The task =
With the pictures left out, copy the listing below exactly.
start Entries supplied
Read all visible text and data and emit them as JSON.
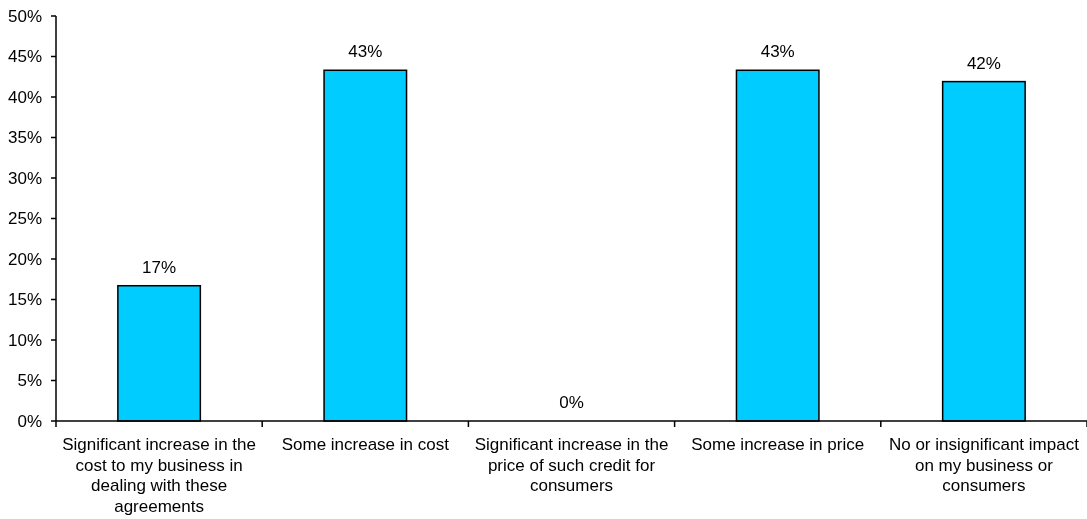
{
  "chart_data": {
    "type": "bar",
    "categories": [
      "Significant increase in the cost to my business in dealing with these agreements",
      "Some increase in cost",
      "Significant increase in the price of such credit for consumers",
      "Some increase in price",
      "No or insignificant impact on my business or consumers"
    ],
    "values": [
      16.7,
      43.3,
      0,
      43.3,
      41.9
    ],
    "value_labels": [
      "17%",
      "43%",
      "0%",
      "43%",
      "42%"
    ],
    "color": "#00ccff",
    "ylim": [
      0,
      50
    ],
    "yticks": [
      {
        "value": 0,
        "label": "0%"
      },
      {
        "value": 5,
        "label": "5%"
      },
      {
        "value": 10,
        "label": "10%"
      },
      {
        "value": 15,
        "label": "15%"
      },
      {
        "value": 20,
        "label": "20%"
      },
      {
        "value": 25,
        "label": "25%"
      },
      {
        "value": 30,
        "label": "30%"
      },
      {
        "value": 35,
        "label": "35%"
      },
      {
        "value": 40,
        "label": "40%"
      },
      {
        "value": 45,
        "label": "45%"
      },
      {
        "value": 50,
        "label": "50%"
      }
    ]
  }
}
end Entries supplied
Written response =
Read all visible text and data and emit them as JSON.
{
  "chart_data": {
    "type": "bar",
    "categories": [
      "Significant increase in the cost to my business in dealing with these agreements",
      "Some increase in cost",
      "Significant increase in the price of such credit for consumers",
      "Some increase in price",
      "No or insignificant impact on my business or consumers"
    ],
    "values": [
      16.7,
      43.3,
      0,
      43.3,
      41.9
    ],
    "value_labels": [
      "17%",
      "43%",
      "0%",
      "43%",
      "42%"
    ],
    "color": "#00ccff",
    "ylim": [
      0,
      50
    ],
    "yticks": [
      {
        "value": 0,
        "label": "0%"
      },
      {
        "value": 5,
        "label": "5%"
      },
      {
        "value": 10,
        "label": "10%"
      },
      {
        "value": 15,
        "label": "15%"
      },
      {
        "value": 20,
        "label": "20%"
      },
      {
        "value": 25,
        "label": "25%"
      },
      {
        "value": 30,
        "label": "30%"
      },
      {
        "value": 35,
        "label": "35%"
      },
      {
        "value": 40,
        "label": "40%"
      },
      {
        "value": 45,
        "label": "45%"
      },
      {
        "value": 50,
        "label": "50%"
      }
    ]
  }
}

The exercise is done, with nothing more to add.